===== Given records =====

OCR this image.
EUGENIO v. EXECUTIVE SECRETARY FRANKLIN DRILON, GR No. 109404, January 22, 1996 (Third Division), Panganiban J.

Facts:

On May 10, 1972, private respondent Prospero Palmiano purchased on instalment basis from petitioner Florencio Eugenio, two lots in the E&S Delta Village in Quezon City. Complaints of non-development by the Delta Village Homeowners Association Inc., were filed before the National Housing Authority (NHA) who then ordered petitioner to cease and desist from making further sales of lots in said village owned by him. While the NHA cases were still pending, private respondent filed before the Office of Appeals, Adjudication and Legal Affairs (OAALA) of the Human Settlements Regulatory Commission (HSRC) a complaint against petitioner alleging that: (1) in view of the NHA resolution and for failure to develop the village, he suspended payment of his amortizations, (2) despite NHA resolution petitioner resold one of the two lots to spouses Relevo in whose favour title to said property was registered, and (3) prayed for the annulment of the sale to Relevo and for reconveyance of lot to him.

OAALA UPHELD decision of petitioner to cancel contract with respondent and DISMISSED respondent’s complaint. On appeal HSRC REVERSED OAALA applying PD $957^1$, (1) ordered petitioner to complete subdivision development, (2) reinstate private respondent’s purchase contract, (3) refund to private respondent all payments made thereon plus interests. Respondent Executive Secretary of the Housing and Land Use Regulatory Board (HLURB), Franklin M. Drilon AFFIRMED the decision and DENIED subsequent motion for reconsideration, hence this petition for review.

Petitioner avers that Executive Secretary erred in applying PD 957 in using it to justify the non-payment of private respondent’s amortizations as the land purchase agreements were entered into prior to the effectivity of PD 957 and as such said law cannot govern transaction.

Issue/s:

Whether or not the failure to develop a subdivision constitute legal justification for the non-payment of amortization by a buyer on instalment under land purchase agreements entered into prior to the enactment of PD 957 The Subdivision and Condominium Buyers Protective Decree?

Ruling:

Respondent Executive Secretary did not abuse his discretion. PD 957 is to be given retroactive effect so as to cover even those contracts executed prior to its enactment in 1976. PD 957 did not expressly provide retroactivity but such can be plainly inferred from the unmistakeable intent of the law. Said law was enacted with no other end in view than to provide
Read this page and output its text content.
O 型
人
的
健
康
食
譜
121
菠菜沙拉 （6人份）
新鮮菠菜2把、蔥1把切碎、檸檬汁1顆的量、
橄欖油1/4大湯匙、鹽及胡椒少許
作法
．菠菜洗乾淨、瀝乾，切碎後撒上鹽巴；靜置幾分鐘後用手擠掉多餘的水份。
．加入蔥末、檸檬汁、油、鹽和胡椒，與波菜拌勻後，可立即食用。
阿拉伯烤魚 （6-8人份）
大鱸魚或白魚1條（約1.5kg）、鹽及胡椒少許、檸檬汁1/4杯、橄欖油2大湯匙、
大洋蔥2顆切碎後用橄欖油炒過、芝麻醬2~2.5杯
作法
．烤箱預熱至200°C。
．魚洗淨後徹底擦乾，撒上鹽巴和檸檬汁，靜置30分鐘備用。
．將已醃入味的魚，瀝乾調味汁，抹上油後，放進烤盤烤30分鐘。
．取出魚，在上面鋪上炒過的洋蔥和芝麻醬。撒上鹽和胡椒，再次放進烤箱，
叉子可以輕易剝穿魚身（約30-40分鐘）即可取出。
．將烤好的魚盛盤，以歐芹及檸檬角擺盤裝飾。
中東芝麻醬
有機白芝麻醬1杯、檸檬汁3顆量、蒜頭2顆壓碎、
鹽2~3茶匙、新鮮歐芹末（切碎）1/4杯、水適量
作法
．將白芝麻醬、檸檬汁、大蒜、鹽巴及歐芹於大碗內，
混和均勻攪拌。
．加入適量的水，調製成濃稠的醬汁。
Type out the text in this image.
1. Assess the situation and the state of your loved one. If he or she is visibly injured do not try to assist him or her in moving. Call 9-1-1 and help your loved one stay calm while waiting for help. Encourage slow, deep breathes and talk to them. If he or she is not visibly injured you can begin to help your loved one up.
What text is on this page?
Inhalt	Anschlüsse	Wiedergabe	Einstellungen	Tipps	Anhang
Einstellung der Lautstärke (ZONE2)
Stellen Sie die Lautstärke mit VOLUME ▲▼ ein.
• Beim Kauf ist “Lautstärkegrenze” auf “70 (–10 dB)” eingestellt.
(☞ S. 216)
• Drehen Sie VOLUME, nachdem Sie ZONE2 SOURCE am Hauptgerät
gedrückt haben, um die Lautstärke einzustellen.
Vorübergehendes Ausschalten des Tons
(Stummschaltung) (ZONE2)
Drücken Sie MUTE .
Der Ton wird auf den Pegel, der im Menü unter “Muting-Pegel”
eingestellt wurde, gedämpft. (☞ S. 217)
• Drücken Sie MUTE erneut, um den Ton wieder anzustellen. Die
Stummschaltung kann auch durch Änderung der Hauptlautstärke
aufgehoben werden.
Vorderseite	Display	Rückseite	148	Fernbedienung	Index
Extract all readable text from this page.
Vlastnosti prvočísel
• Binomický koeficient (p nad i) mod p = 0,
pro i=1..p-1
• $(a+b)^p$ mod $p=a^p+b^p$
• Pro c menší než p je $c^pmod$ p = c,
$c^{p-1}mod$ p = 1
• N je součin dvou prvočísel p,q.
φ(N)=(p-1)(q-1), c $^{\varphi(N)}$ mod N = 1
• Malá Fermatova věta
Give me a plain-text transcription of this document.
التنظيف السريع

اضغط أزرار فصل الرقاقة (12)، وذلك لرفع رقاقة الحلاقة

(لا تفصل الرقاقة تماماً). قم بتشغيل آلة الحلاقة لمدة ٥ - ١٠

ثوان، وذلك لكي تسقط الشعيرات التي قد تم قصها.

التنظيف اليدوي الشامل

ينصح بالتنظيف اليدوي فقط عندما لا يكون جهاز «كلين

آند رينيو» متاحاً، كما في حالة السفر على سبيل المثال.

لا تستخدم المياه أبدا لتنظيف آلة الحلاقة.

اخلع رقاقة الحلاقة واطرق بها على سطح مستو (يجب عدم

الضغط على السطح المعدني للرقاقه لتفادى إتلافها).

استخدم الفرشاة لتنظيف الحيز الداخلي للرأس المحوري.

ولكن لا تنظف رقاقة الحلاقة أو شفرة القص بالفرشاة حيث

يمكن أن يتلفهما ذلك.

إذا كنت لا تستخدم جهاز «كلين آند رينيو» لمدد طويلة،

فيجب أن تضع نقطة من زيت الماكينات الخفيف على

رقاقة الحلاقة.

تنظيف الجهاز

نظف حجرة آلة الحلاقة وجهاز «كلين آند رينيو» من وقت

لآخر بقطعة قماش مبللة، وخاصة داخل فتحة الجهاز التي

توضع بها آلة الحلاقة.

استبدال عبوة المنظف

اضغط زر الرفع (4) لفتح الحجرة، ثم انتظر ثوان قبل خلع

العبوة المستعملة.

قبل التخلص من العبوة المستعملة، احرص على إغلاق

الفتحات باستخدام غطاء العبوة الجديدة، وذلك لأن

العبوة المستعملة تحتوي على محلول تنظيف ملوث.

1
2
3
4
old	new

=====

■ Exercise task ■
Among the entries, how many lines contain the string "Stummschaltung"? Give the number without anything else.

■ Response to the task ■
2